Each entry must appear again exactly as it does in the source.
---- DATA SECTION
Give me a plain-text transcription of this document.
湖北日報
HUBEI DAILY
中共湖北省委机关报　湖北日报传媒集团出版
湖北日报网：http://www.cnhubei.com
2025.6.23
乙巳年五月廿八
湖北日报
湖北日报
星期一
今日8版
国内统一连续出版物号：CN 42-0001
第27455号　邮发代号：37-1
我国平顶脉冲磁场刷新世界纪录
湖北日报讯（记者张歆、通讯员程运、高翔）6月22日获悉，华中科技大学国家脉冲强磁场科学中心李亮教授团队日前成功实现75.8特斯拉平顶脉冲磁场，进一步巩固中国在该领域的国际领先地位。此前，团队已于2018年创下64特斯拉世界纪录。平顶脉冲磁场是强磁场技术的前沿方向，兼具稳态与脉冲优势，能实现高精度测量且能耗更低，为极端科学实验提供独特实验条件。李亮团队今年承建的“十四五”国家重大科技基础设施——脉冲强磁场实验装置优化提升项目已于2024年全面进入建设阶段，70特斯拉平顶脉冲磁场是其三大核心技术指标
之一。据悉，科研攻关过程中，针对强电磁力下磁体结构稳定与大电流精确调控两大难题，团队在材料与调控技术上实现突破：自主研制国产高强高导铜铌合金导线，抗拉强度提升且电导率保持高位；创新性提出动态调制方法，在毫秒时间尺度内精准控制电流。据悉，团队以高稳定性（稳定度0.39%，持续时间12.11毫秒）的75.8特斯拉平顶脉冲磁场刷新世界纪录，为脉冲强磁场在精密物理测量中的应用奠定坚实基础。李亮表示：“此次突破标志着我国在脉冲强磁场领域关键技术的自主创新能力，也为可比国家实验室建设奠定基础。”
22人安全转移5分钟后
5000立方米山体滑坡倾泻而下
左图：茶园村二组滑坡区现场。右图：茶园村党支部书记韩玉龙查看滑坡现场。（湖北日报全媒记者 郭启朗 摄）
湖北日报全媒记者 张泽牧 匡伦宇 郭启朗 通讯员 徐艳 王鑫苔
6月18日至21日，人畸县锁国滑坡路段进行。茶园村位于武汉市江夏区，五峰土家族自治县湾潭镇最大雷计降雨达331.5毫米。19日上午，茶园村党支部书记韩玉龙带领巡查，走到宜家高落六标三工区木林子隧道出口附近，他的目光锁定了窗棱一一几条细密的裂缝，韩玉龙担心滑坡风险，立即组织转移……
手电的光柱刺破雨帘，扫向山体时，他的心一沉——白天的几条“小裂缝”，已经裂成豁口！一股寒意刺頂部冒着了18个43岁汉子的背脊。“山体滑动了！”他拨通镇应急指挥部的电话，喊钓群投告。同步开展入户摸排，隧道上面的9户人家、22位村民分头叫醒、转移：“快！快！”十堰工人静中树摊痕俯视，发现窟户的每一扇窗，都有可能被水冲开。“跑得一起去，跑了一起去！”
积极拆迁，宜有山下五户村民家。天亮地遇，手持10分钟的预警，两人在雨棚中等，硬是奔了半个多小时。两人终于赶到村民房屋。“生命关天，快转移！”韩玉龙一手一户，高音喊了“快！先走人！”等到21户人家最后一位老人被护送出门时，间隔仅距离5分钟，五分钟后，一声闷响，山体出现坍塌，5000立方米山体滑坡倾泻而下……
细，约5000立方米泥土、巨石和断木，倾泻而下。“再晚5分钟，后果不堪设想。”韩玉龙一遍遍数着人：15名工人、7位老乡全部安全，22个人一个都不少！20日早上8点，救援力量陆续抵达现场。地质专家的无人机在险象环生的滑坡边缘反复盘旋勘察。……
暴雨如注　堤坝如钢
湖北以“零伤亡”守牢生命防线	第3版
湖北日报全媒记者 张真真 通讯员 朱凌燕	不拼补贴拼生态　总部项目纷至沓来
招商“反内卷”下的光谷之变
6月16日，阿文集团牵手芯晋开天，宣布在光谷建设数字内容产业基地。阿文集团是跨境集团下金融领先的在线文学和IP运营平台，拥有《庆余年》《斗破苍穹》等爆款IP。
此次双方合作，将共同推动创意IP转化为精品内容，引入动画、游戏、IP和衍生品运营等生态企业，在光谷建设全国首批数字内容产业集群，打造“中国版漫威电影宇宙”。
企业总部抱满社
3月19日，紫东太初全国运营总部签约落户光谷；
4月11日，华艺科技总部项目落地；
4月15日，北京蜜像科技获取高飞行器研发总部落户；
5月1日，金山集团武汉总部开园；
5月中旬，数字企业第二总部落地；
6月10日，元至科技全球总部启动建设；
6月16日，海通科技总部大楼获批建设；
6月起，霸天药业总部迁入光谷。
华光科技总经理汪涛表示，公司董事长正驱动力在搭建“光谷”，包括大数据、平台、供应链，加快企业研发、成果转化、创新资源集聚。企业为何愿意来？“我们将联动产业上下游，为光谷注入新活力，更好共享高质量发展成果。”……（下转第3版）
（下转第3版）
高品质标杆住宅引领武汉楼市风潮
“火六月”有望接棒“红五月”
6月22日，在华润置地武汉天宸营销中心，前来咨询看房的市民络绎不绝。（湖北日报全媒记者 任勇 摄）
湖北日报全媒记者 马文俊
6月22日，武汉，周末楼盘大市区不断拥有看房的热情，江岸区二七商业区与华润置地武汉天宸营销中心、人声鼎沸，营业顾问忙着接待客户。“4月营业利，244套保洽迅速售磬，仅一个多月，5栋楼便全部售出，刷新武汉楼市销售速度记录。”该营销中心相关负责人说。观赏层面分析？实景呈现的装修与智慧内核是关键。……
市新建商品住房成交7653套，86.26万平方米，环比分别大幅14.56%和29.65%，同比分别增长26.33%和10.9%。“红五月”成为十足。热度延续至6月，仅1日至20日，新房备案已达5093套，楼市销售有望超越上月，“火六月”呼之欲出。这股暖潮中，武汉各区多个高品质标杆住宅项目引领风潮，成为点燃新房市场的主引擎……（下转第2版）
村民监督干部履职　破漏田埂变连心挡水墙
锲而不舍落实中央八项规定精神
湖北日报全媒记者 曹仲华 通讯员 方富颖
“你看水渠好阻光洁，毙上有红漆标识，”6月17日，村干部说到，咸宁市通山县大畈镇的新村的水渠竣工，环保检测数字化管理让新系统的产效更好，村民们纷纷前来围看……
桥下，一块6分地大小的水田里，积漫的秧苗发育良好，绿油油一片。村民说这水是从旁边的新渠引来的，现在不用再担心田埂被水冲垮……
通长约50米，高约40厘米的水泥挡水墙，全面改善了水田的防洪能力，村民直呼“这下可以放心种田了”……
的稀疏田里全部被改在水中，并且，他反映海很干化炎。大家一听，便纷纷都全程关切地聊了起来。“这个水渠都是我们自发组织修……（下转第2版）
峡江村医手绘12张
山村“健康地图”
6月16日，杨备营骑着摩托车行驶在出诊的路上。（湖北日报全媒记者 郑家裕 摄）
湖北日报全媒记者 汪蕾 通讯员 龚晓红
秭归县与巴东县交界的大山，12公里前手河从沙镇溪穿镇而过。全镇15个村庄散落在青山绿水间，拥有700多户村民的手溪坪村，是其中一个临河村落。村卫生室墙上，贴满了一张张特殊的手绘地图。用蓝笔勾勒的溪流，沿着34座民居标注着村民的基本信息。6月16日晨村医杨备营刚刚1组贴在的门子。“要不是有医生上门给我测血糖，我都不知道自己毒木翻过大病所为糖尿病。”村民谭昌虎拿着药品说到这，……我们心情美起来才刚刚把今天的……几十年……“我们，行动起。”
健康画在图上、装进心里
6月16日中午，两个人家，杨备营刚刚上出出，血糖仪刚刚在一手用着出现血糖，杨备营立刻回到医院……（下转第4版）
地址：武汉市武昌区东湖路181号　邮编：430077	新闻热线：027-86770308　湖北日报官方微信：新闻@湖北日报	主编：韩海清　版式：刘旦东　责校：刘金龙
--------
#### COMPLETED TASK:
Give me a plain-text transcription of this document.
湖北日報
HUBEI DAILY
中共湖北省委机关报　湖北日报传媒集团出版
湖北日报网：http://www.cnhubei.com
2025.6.23
乙巳年五月廿八
湖北日报
湖北日报
星期一
今日8版
国内统一连续出版物号：CN 42-0001
第27455号　邮发代号：37-1
我国平顶脉冲磁场刷新世界纪录
湖北日报讯（记者张歆、通讯员程运、高翔）6月22日获悉，华中科技大学国家脉冲强磁场科学中心李亮教授团队日前成功实现75.8特斯拉平顶脉冲磁场，进一步巩固中国在该领域的国际领先地位。此前，团队已于2018年创下64特斯拉世界纪录。平顶脉冲磁场是强磁场技术的前沿方向，兼具稳态与脉冲优势，能实现高精度测量且能耗更低，为极端科学实验提供独特实验条件。李亮团队今年承建的“十四五”国家重大科技基础设施——脉冲强磁场实验装置优化提升项目已于2024年全面进入建设阶段，70特斯拉平顶脉冲磁场是其三大核心技术指标
之一。据悉，科研攻关过程中，针对强电磁力下磁体结构稳定与大电流精确调控两大难题，团队在材料与调控技术上实现突破：自主研制国产高强高导铜铌合金导线，抗拉强度提升且电导率保持高位；创新性提出动态调制方法，在毫秒时间尺度内精准控制电流。据悉，团队以高稳定性（稳定度0.39%，持续时间12.11毫秒）的75.8特斯拉平顶脉冲磁场刷新世界纪录，为脉冲强磁场在精密物理测量中的应用奠定坚实基础。李亮表示：“此次突破标志着我国在脉冲强磁场领域关键技术的自主创新能力，也为可比国家实验室建设奠定基础。”
22人安全转移5分钟后
5000立方米山体滑坡倾泻而下
左图：茶园村二组滑坡区现场。右图：茶园村党支部书记韩玉龙查看滑坡现场。（湖北日报全媒记者 郭启朗 摄）
湖北日报全媒记者 张泽牧 匡伦宇 郭启朗 通讯员 徐艳 王鑫苔
6月18日至21日，人畸县锁国滑坡路段进行。茶园村位于武汉市江夏区，五峰土家族自治县湾潭镇最大雷计降雨达331.5毫米。19日上午，茶园村党支部书记韩玉龙带领巡查，走到宜家高落六标三工区木林子隧道出口附近，他的目光锁定了窗棱一一几条细密的裂缝，韩玉龙担心滑坡风险，立即组织转移……
手电的光柱刺破雨帘，扫向山体时，他的心一沉——白天的几条“小裂缝”，已经裂成豁口！一股寒意刺頂部冒着了18个43岁汉子的背脊。“山体滑动了！”他拨通镇应急指挥部的电话，喊钓群投告。同步开展入户摸排，隧道上面的9户人家、22位村民分头叫醒、转移：“快！快！”十堰工人静中树摊痕俯视，发现窟户的每一扇窗，都有可能被水冲开。“跑得一起去，跑了一起去！”
积极拆迁，宜有山下五户村民家。天亮地遇，手持10分钟的预警，两人在雨棚中等，硬是奔了半个多小时。两人终于赶到村民房屋。“生命关天，快转移！”韩玉龙一手一户，高音喊了“快！先走人！”等到21户人家最后一位老人被护送出门时，间隔仅距离5分钟，五分钟后，一声闷响，山体出现坍塌，5000立方米山体滑坡倾泻而下……
细，约5000立方米泥土、巨石和断木，倾泻而下。“再晚5分钟，后果不堪设想。”韩玉龙一遍遍数着人：15名工人、7位老乡全部安全，22个人一个都不少！20日早上8点，救援力量陆续抵达现场。地质专家的无人机在险象环生的滑坡边缘反复盘旋勘察。……
暴雨如注　堤坝如钢
湖北以“零伤亡”守牢生命防线	第3版
湖北日报全媒记者 张真真 通讯员 朱凌燕	不拼补贴拼生态　总部项目纷至沓来
招商“反内卷”下的光谷之变
6月16日，阿文集团牵手芯晋开天，宣布在光谷建设数字内容产业基地。阿文集团是跨境集团下金融领先的在线文学和IP运营平台，拥有《庆余年》《斗破苍穹》等爆款IP。
此次双方合作，将共同推动创意IP转化为精品内容，引入动画、游戏、IP和衍生品运营等生态企业，在光谷建设全国首批数字内容产业集群，打造“中国版漫威电影宇宙”。
企业总部抱满社
3月19日，紫东太初全国运营总部签约落户光谷；
4月11日，华艺科技总部项目落地；
4月15日，北京蜜像科技获取高飞行器研发总部落户；
5月1日，金山集团武汉总部开园；
5月中旬，数字企业第二总部落地；
6月10日，元至科技全球总部启动建设；
6月16日，海通科技总部大楼获批建设；
6月起，霸天药业总部迁入光谷。
华光科技总经理汪涛表示，公司董事长正驱动力在搭建“光谷”，包括大数据、平台、供应链，加快企业研发、成果转化、创新资源集聚。企业为何愿意来？“我们将联动产业上下游，为光谷注入新活力，更好共享高质量发展成果。”……（下转第3版）
（下转第3版）
高品质标杆住宅引领武汉楼市风潮
“火六月”有望接棒“红五月”
6月22日，在华润置地武汉天宸营销中心，前来咨询看房的市民络绎不绝。（湖北日报全媒记者 任勇 摄）
湖北日报全媒记者 马文俊
6月22日，武汉，周末楼盘大市区不断拥有看房的热情，江岸区二七商业区与华润置地武汉天宸营销中心、人声鼎沸，营业顾问忙着接待客户。“4月营业利，244套保洽迅速售磬，仅一个多月，5栋楼便全部售出，刷新武汉楼市销售速度记录。”该营销中心相关负责人说。观赏层面分析？实景呈现的装修与智慧内核是关键。……
市新建商品住房成交7653套，86.26万平方米，环比分别大幅14.56%和29.65%，同比分别增长26.33%和10.9%。“红五月”成为十足。热度延续至6月，仅1日至20日，新房备案已达5093套，楼市销售有望超越上月，“火六月”呼之欲出。这股暖潮中，武汉各区多个高品质标杆住宅项目引领风潮，成为点燃新房市场的主引擎……（下转第2版）
村民监督干部履职　破漏田埂变连心挡水墙
锲而不舍落实中央八项规定精神
湖北日报全媒记者 曹仲华 通讯员 方富颖
“你看水渠好阻光洁，毙上有红漆标识，”6月17日，村干部说到，咸宁市通山县大畈镇的新村的水渠竣工，环保检测数字化管理让新系统的产效更好，村民们纷纷前来围看……
桥下，一块6分地大小的水田里，积漫的秧苗发育良好，绿油油一片。村民说这水是从旁边的新渠引来的，现在不用再担心田埂被水冲垮……
通长约50米，高约40厘米的水泥挡水墙，全面改善了水田的防洪能力，村民直呼“这下可以放心种田了”……
的稀疏田里全部被改在水中，并且，他反映海很干化炎。大家一听，便纷纷都全程关切地聊了起来。“这个水渠都是我们自发组织修……（下转第2版）
峡江村医手绘12张
山村“健康地图”
6月16日，杨备营骑着摩托车行驶在出诊的路上。（湖北日报全媒记者 郑家裕 摄）
湖北日报全媒记者 汪蕾 通讯员 龚晓红
秭归县与巴东县交界的大山，12公里前手河从沙镇溪穿镇而过。全镇15个村庄散落在青山绿水间，拥有700多户村民的手溪坪村，是其中一个临河村落。村卫生室墙上，贴满了一张张特殊的手绘地图。用蓝笔勾勒的溪流，沿着34座民居标注着村民的基本信息。6月16日晨村医杨备营刚刚1组贴在的门子。“要不是有医生上门给我测血糖，我都不知道自己毒木翻过大病所为糖尿病。”村民谭昌虎拿着药品说到这，……我们心情美起来才刚刚把今天的……几十年……“我们，行动起。”
健康画在图上、装进心里
6月16日中午，两个人家，杨备营刚刚上出出，血糖仪刚刚在一手用着出现血糖，杨备营立刻回到医院……（下转第4版）
地址：武汉市武昌区东湖路181号　邮编：430077	新闻热线：027-86770308　湖北日报官方微信：新闻@湖北日报	主编：韩海清　版式：刘旦东　责校：刘金龙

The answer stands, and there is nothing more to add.